[START OF STORED ROWS]
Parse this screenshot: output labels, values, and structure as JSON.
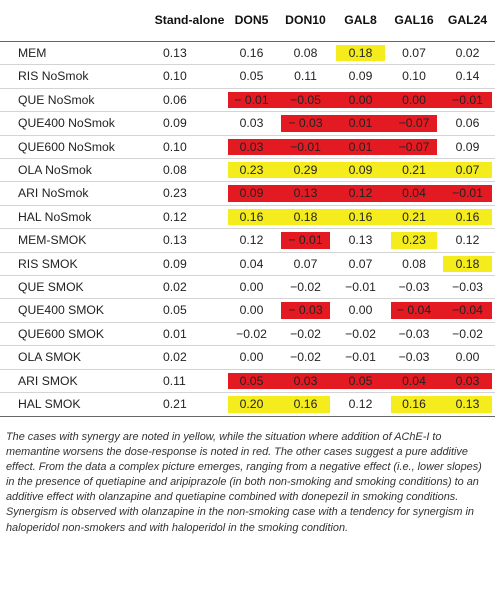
{
  "columns": [
    "",
    "Stand-alone",
    "DON5",
    "DON10",
    "GAL8",
    "GAL16",
    "GAL24"
  ],
  "rows": [
    {
      "label": "MEM",
      "values": [
        "0.13",
        "0.16",
        "0.08",
        "0.18",
        "0.07",
        "0.02"
      ],
      "marks": [
        "",
        "",
        "",
        "y",
        "",
        ""
      ]
    },
    {
      "label": "RIS NoSmok",
      "values": [
        "0.10",
        "0.05",
        "0.11",
        "0.09",
        "0.10",
        "0.14"
      ],
      "marks": [
        "",
        "",
        "",
        "",
        "",
        ""
      ]
    },
    {
      "label": "QUE NoSmok",
      "values": [
        "0.06",
        "− 0.01",
        "−0.05",
        "0.00",
        "0.00",
        "−0.01"
      ],
      "marks": [
        "",
        "r",
        "r",
        "r",
        "r",
        "r"
      ]
    },
    {
      "label": "QUE400 NoSmok",
      "values": [
        "0.09",
        "0.03",
        "− 0.03",
        "0.01",
        "−0.07",
        "0.06"
      ],
      "marks": [
        "",
        "",
        "r",
        "r",
        "r",
        ""
      ]
    },
    {
      "label": "QUE600 NoSmok",
      "values": [
        "0.10",
        "0.03",
        "−0.01",
        "0.01",
        "−0.07",
        "0.09"
      ],
      "marks": [
        "",
        "r",
        "r",
        "r",
        "r",
        ""
      ]
    },
    {
      "label": "OLA NoSmok",
      "values": [
        "0.08",
        "0.23",
        "0.29",
        "0.09",
        "0.21",
        "0.07"
      ],
      "marks": [
        "",
        "y",
        "y",
        "y",
        "y",
        "y"
      ]
    },
    {
      "label": "ARI NoSmok",
      "values": [
        "0.23",
        "0.09",
        "0.13",
        "0.12",
        "0.04",
        "−0.01"
      ],
      "marks": [
        "",
        "r",
        "r",
        "r",
        "r",
        "r"
      ]
    },
    {
      "label": "HAL NoSmok",
      "values": [
        "0.12",
        "0.16",
        "0.18",
        "0.16",
        "0.21",
        "0.16"
      ],
      "marks": [
        "",
        "y",
        "y",
        "y",
        "y",
        "y"
      ]
    },
    {
      "label": "MEM-SMOK",
      "values": [
        "0.13",
        "0.12",
        "− 0.01",
        "0.13",
        "0.23",
        "0.12"
      ],
      "marks": [
        "",
        "",
        "r",
        "",
        "y",
        ""
      ]
    },
    {
      "label": "RIS SMOK",
      "values": [
        "0.09",
        "0.04",
        "0.07",
        "0.07",
        "0.08",
        "0.18"
      ],
      "marks": [
        "",
        "",
        "",
        "",
        "",
        "y"
      ]
    },
    {
      "label": "QUE SMOK",
      "values": [
        "0.02",
        "0.00",
        "−0.02",
        "−0.01",
        "−0.03",
        "−0.03"
      ],
      "marks": [
        "",
        "",
        "",
        "",
        "",
        ""
      ]
    },
    {
      "label": "QUE400 SMOK",
      "values": [
        "0.05",
        "0.00",
        "− 0.03",
        "0.00",
        "− 0.04",
        "−0.04"
      ],
      "marks": [
        "",
        "",
        "r",
        "",
        "r",
        "r"
      ]
    },
    {
      "label": "QUE600 SMOK",
      "values": [
        "0.01",
        "−0.02",
        "−0.02",
        "−0.02",
        "−0.03",
        "−0.02"
      ],
      "marks": [
        "",
        "",
        "",
        "",
        "",
        ""
      ]
    },
    {
      "label": "OLA SMOK",
      "values": [
        "0.02",
        "0.00",
        "−0.02",
        "−0.01",
        "−0.03",
        "0.00"
      ],
      "marks": [
        "",
        "",
        "",
        "",
        "",
        ""
      ]
    },
    {
      "label": "ARI SMOK",
      "values": [
        "0.11",
        "0.05",
        "0.03",
        "0.05",
        "0.04",
        "0.03"
      ],
      "marks": [
        "",
        "r",
        "r",
        "r",
        "r",
        "r"
      ]
    },
    {
      "label": "HAL SMOK",
      "values": [
        "0.21",
        "0.20",
        "0.16",
        "0.12",
        "0.16",
        "0.13"
      ],
      "marks": [
        "",
        "y",
        "y",
        "",
        "y",
        "y"
      ]
    }
  ],
  "caption": "The cases with synergy are noted in yellow, while the situation where addition of AChE-I to memantine worsens the dose-response is noted in red. The other cases suggest a pure additive effect. From the data a complex picture emerges, ranging from a negative effect (i.e., lower slopes) in the presence of quetiapine and aripiprazole (in both non-smoking and smoking conditions) to an additive effect with olanzapine and quetiapine combined with donepezil in smoking conditions. Synergism is observed with olanzapine in the non-smoking case with a tendency for synergism in haloperidol non-smokers and with haloperidol in the smoking condition.",
  "colors": {
    "synergy": "#f5ec1e",
    "worse": "#e41a22"
  }
}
[END OF STORED ROWS]
■ **INSTRUCTIONS TO FOLLOW**
Pull out every line holding "NoSmok" from the records above, and copy it.

■ **EXERCISE OUTPUT**
      "label": "RIS NoSmok",
      "label": "QUE NoSmok",
      "label": "QUE400 NoSmok",
      "label": "QUE600 NoSmok",
      "label": "OLA NoSmok",
      "label": "ARI NoSmok",
      "label": "HAL NoSmok",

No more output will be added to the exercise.